BRIEF:
Lines holding the string "Videos" are the ones to copy; find them all in the data.

Stored data:
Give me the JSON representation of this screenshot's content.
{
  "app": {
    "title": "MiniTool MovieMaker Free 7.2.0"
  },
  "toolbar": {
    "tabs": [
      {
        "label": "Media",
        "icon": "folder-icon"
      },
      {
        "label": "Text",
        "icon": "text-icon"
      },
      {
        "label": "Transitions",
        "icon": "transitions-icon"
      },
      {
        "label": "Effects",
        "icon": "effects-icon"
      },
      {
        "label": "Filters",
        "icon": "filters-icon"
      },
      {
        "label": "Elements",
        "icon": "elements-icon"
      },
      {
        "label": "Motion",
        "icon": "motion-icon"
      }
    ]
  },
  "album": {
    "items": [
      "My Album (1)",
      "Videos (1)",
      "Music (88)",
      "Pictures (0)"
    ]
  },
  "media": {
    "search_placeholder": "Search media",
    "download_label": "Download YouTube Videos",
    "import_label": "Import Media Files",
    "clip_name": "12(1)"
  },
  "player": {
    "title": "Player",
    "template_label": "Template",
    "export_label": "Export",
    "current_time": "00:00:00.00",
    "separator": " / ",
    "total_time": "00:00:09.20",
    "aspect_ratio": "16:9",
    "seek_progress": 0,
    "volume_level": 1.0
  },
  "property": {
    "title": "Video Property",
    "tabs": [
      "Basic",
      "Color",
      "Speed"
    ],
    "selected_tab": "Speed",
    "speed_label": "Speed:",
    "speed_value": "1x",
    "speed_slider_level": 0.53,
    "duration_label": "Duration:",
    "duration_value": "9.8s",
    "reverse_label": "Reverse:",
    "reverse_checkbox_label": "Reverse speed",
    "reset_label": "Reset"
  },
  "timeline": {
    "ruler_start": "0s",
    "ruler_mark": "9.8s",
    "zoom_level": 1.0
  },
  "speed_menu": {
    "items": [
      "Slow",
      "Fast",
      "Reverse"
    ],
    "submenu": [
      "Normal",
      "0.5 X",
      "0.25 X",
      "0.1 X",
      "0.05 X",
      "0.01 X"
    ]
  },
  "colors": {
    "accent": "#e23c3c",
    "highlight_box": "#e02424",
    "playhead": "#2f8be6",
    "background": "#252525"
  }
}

SOLVED PROBLEM:
      "Videos (1)",
    "download_label": "Download YouTube Videos",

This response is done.